GIVEN INSTRUCTION
Exactly reproduce the entries, dropping any pictures from your copy.

DATA PROVIDED
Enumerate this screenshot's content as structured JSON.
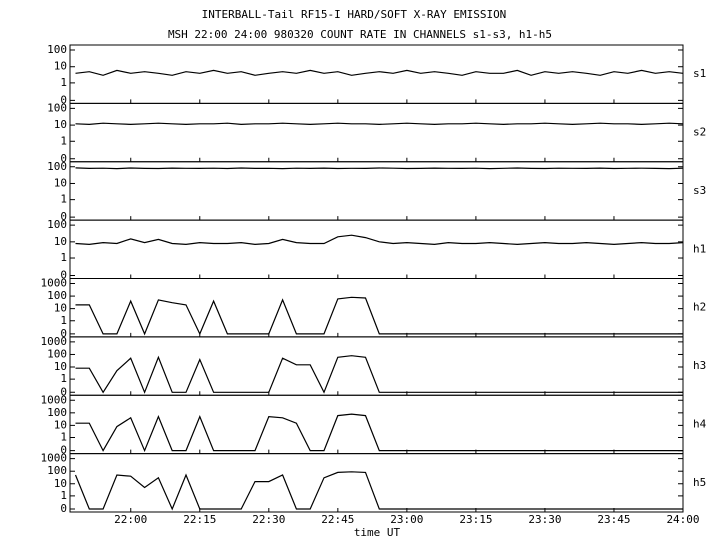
{
  "chart_data": {
    "type": "line",
    "title": "INTERBALL-Tail RF15-I HARD/SOFT X-RAY EMISSION",
    "subtitle": "MSH 22:00 24:00 980320  COUNT RATE IN CHANNELS s1-s3, h1-h5",
    "x_label": "time UT",
    "yscale": "symlog",
    "color": "#000000",
    "x": [
      21.8,
      21.85,
      21.9,
      21.95,
      22.0,
      22.05,
      22.1,
      22.15,
      22.2,
      22.25,
      22.3,
      22.35,
      22.4,
      22.45,
      22.5,
      22.55,
      22.6,
      22.65,
      22.7,
      22.75,
      22.8,
      22.85,
      22.9,
      22.95,
      23.0,
      23.05,
      23.1,
      23.15,
      23.2,
      23.25,
      23.3,
      23.35,
      23.4,
      23.45,
      23.5,
      23.55,
      23.6,
      23.65,
      23.7,
      23.75,
      23.8,
      23.85,
      23.9,
      23.95,
      24.0
    ],
    "xlim": [
      21.78,
      24.0
    ],
    "xticks": [
      {
        "value": 22.0,
        "label": "22:00"
      },
      {
        "value": 22.25,
        "label": "22:15"
      },
      {
        "value": 22.5,
        "label": "22:30"
      },
      {
        "value": 22.75,
        "label": "22:45"
      },
      {
        "value": 23.0,
        "label": "23:00"
      },
      {
        "value": 23.25,
        "label": "23:15"
      },
      {
        "value": 23.5,
        "label": "23:30"
      },
      {
        "value": 23.75,
        "label": "23:45"
      },
      {
        "value": 24.0,
        "label": "24:00"
      }
    ],
    "series": [
      {
        "name": "s1",
        "ylim": [
          0,
          100
        ],
        "yticks": [
          0,
          1,
          10,
          100
        ],
        "values": [
          4,
          5,
          3,
          6,
          4,
          5,
          4,
          3,
          5,
          4,
          6,
          4,
          5,
          3,
          4,
          5,
          4,
          6,
          4,
          5,
          3,
          4,
          5,
          4,
          6,
          4,
          5,
          4,
          3,
          5,
          4,
          4,
          6,
          3,
          5,
          4,
          5,
          4,
          3,
          5,
          4,
          6,
          4,
          5,
          4
        ]
      },
      {
        "name": "s2",
        "ylim": [
          0,
          100
        ],
        "yticks": [
          0,
          1,
          10,
          100
        ],
        "values": [
          12,
          11,
          13,
          12,
          11,
          12,
          13,
          12,
          11,
          12,
          12,
          13,
          11,
          12,
          12,
          13,
          12,
          11,
          12,
          13,
          12,
          12,
          11,
          12,
          13,
          12,
          11,
          12,
          12,
          13,
          12,
          11,
          12,
          12,
          13,
          12,
          11,
          12,
          13,
          12,
          12,
          11,
          12,
          13,
          12
        ]
      },
      {
        "name": "s3",
        "ylim": [
          0,
          100
        ],
        "yticks": [
          0,
          1,
          10,
          100
        ],
        "values": [
          85,
          80,
          82,
          78,
          84,
          80,
          79,
          83,
          81,
          80,
          82,
          79,
          84,
          80,
          81,
          78,
          82,
          80,
          83,
          79,
          81,
          80,
          84,
          82,
          79,
          80,
          83,
          81,
          80,
          82,
          78,
          81,
          84,
          80,
          79,
          82,
          81,
          80,
          83,
          79,
          81,
          82,
          80,
          78,
          82
        ]
      },
      {
        "name": "h1",
        "ylim": [
          0,
          100
        ],
        "yticks": [
          0,
          1,
          10,
          100
        ],
        "values": [
          8,
          7,
          9,
          8,
          15,
          9,
          14,
          8,
          7,
          9,
          8,
          8,
          9,
          7,
          8,
          14,
          9,
          8,
          8,
          20,
          25,
          18,
          10,
          8,
          9,
          8,
          7,
          9,
          8,
          8,
          9,
          8,
          7,
          8,
          9,
          8,
          8,
          9,
          8,
          7,
          8,
          9,
          8,
          8,
          9
        ]
      },
      {
        "name": "h2",
        "ylim": [
          0,
          1000
        ],
        "yticks": [
          0,
          1,
          10,
          100,
          1000
        ],
        "values": [
          20,
          20,
          0,
          0,
          40,
          0,
          50,
          30,
          20,
          0,
          40,
          0,
          0,
          0,
          0,
          50,
          0,
          0,
          0,
          60,
          80,
          70,
          0,
          0,
          0,
          0,
          0,
          0,
          0,
          0,
          0,
          0,
          0,
          0,
          0,
          0,
          0,
          0,
          0,
          0,
          0,
          0,
          0,
          0,
          0
        ]
      },
      {
        "name": "h3",
        "ylim": [
          0,
          1000
        ],
        "yticks": [
          0,
          1,
          10,
          100,
          1000
        ],
        "values": [
          8,
          8,
          0,
          5,
          50,
          0,
          60,
          0,
          0,
          40,
          0,
          0,
          0,
          0,
          0,
          50,
          15,
          15,
          0,
          60,
          80,
          60,
          0,
          0,
          0,
          0,
          0,
          0,
          0,
          0,
          0,
          0,
          0,
          0,
          0,
          0,
          0,
          0,
          0,
          0,
          0,
          0,
          0,
          0,
          0
        ]
      },
      {
        "name": "h4",
        "ylim": [
          0,
          1000
        ],
        "yticks": [
          0,
          1,
          10,
          100,
          1000
        ],
        "values": [
          15,
          15,
          0,
          8,
          40,
          0,
          50,
          0,
          0,
          50,
          0,
          0,
          0,
          0,
          50,
          40,
          15,
          0,
          0,
          60,
          80,
          60,
          0,
          0,
          0,
          0,
          0,
          0,
          0,
          0,
          0,
          0,
          0,
          0,
          0,
          0,
          0,
          0,
          0,
          0,
          0,
          0,
          0,
          0,
          0
        ]
      },
      {
        "name": "h5",
        "ylim": [
          0,
          1000
        ],
        "yticks": [
          0,
          1,
          10,
          100,
          1000
        ],
        "values": [
          50,
          0,
          0,
          50,
          40,
          5,
          30,
          0,
          50,
          0,
          0,
          0,
          0,
          15,
          15,
          50,
          0,
          0,
          30,
          80,
          90,
          80,
          0,
          0,
          0,
          0,
          0,
          0,
          0,
          0,
          0,
          0,
          0,
          0,
          0,
          0,
          0,
          0,
          0,
          0,
          0,
          0,
          0,
          0,
          0
        ]
      }
    ]
  }
}
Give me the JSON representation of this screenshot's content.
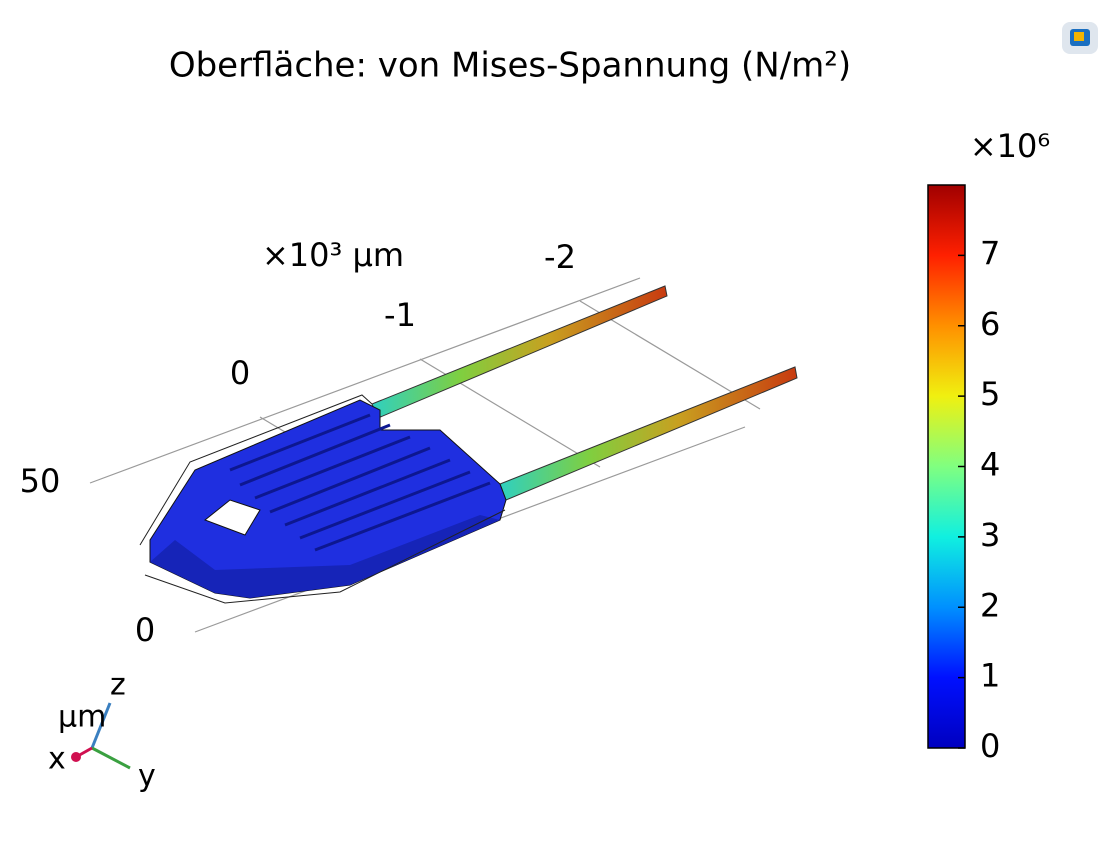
{
  "chart_data": {
    "type": "surface3d",
    "title": "Oberfläche: von Mises-Spannung (N/m²)",
    "colorbar": {
      "label": "×10⁶",
      "lim": [
        0,
        8
      ],
      "ticks": [
        0,
        1,
        2,
        3,
        4,
        5,
        6,
        7
      ],
      "colormap": "jet"
    },
    "y_axis": {
      "label": "×10³ μm",
      "ticks": [
        0,
        -1,
        -2
      ]
    },
    "z_axis": {
      "ticks": [
        50,
        0
      ]
    },
    "triad": {
      "unit": "μm",
      "x": "x",
      "y": "y",
      "z": "z"
    }
  }
}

FINISHED EXERCISE
Enumerate this screenshot's content as structured JSON.
{
  "chart_data": {
    "type": "line",
    "title": "INTERBALL-Tail RF15-I HARD/SOFT X-RAY EMISSION",
    "subtitle": "MSH 22:00 24:00 980320  COUNT RATE IN CHANNELS s1-s3, h1-h5",
    "x_label": "time UT",
    "yscale": "symlog",
    "color": "#000000",
    "x": [
      21.8,
      21.85,
      21.9,
      21.95,
      22.0,
      22.05,
      22.1,
      22.15,
      22.2,
      22.25,
      22.3,
      22.35,
      22.4,
      22.45,
      22.5,
      22.55,
      22.6,
      22.65,
      22.7,
      22.75,
      22.8,
      22.85,
      22.9,
      22.95,
      23.0,
      23.05,
      23.1,
      23.15,
      23.2,
      23.25,
      23.3,
      23.35,
      23.4,
      23.45,
      23.5,
      23.55,
      23.6,
      23.65,
      23.7,
      23.75,
      23.8,
      23.85,
      23.9,
      23.95,
      24.0
    ],
    "xlim": [
      21.78,
      24.0
    ],
    "xticks": [
      {
        "value": 22.0,
        "label": "22:00"
      },
      {
        "value": 22.25,
        "label": "22:15"
      },
      {
        "value": 22.5,
        "label": "22:30"
      },
      {
        "value": 22.75,
        "label": "22:45"
      },
      {
        "value": 23.0,
        "label": "23:00"
      },
      {
        "value": 23.25,
        "label": "23:15"
      },
      {
        "value": 23.5,
        "label": "23:30"
      },
      {
        "value": 23.75,
        "label": "23:45"
      },
      {
        "value": 24.0,
        "label": "24:00"
      }
    ],
    "series": [
      {
        "name": "s1",
        "ylim": [
          0,
          100
        ],
        "yticks": [
          0,
          1,
          10,
          100
        ],
        "values": [
          4,
          5,
          3,
          6,
          4,
          5,
          4,
          3,
          5,
          4,
          6,
          4,
          5,
          3,
          4,
          5,
          4,
          6,
          4,
          5,
          3,
          4,
          5,
          4,
          6,
          4,
          5,
          4,
          3,
          5,
          4,
          4,
          6,
          3,
          5,
          4,
          5,
          4,
          3,
          5,
          4,
          6,
          4,
          5,
          4
        ]
      },
      {
        "name": "s2",
        "ylim": [
          0,
          100
        ],
        "yticks": [
          0,
          1,
          10,
          100
        ],
        "values": [
          12,
          11,
          13,
          12,
          11,
          12,
          13,
          12,
          11,
          12,
          12,
          13,
          11,
          12,
          12,
          13,
          12,
          11,
          12,
          13,
          12,
          12,
          11,
          12,
          13,
          12,
          11,
          12,
          12,
          13,
          12,
          11,
          12,
          12,
          13,
          12,
          11,
          12,
          13,
          12,
          12,
          11,
          12,
          13,
          12
        ]
      },
      {
        "name": "s3",
        "ylim": [
          0,
          100
        ],
        "yticks": [
          0,
          1,
          10,
          100
        ],
        "values": [
          85,
          80,
          82,
          78,
          84,
          80,
          79,
          83,
          81,
          80,
          82,
          79,
          84,
          80,
          81,
          78,
          82,
          80,
          83,
          79,
          81,
          80,
          84,
          82,
          79,
          80,
          83,
          81,
          80,
          82,
          78,
          81,
          84,
          80,
          79,
          82,
          81,
          80,
          83,
          79,
          81,
          82,
          80,
          78,
          82
        ]
      },
      {
        "name": "h1",
        "ylim": [
          0,
          100
        ],
        "yticks": [
          0,
          1,
          10,
          100
        ],
        "values": [
          8,
          7,
          9,
          8,
          15,
          9,
          14,
          8,
          7,
          9,
          8,
          8,
          9,
          7,
          8,
          14,
          9,
          8,
          8,
          20,
          25,
          18,
          10,
          8,
          9,
          8,
          7,
          9,
          8,
          8,
          9,
          8,
          7,
          8,
          9,
          8,
          8,
          9,
          8,
          7,
          8,
          9,
          8,
          8,
          9
        ]
      },
      {
        "name": "h2",
        "ylim": [
          0,
          1000
        ],
        "yticks": [
          0,
          1,
          10,
          100,
          1000
        ],
        "values": [
          20,
          20,
          0,
          0,
          40,
          0,
          50,
          30,
          20,
          0,
          40,
          0,
          0,
          0,
          0,
          50,
          0,
          0,
          0,
          60,
          80,
          70,
          0,
          0,
          0,
          0,
          0,
          0,
          0,
          0,
          0,
          0,
          0,
          0,
          0,
          0,
          0,
          0,
          0,
          0,
          0,
          0,
          0,
          0,
          0
        ]
      },
      {
        "name": "h3",
        "ylim": [
          0,
          1000
        ],
        "yticks": [
          0,
          1,
          10,
          100,
          1000
        ],
        "values": [
          8,
          8,
          0,
          5,
          50,
          0,
          60,
          0,
          0,
          40,
          0,
          0,
          0,
          0,
          0,
          50,
          15,
          15,
          0,
          60,
          80,
          60,
          0,
          0,
          0,
          0,
          0,
          0,
          0,
          0,
          0,
          0,
          0,
          0,
          0,
          0,
          0,
          0,
          0,
          0,
          0,
          0,
          0,
          0,
          0
        ]
      },
      {
        "name": "h4",
        "ylim": [
          0,
          1000
        ],
        "yticks": [
          0,
          1,
          10,
          100,
          1000
        ],
        "values": [
          15,
          15,
          0,
          8,
          40,
          0,
          50,
          0,
          0,
          50,
          0,
          0,
          0,
          0,
          50,
          40,
          15,
          0,
          0,
          60,
          80,
          60,
          0,
          0,
          0,
          0,
          0,
          0,
          0,
          0,
          0,
          0,
          0,
          0,
          0,
          0,
          0,
          0,
          0,
          0,
          0,
          0,
          0,
          0,
          0
        ]
      },
      {
        "name": "h5",
        "ylim": [
          0,
          1000
        ],
        "yticks": [
          0,
          1,
          10,
          100,
          1000
        ],
        "values": [
          50,
          0,
          0,
          50,
          40,
          5,
          30,
          0,
          50,
          0,
          0,
          0,
          0,
          15,
          15,
          50,
          0,
          0,
          30,
          80,
          90,
          80,
          0,
          0,
          0,
          0,
          0,
          0,
          0,
          0,
          0,
          0,
          0,
          0,
          0,
          0,
          0,
          0,
          0,
          0,
          0,
          0,
          0,
          0,
          0
        ]
      }
    ]
  }
}
Give me the JSON representation of this screenshot's content.
{
  "chart_data": {
    "type": "surface3d",
    "title": "Oberfläche: von Mises-Spannung (N/m²)",
    "colorbar": {
      "label": "×10⁶",
      "lim": [
        0,
        8
      ],
      "ticks": [
        0,
        1,
        2,
        3,
        4,
        5,
        6,
        7
      ],
      "colormap": "jet"
    },
    "y_axis": {
      "label": "×10³ μm",
      "ticks": [
        0,
        -1,
        -2
      ]
    },
    "z_axis": {
      "ticks": [
        50,
        0
      ]
    },
    "triad": {
      "unit": "μm",
      "x": "x",
      "y": "y",
      "z": "z"
    }
  }
}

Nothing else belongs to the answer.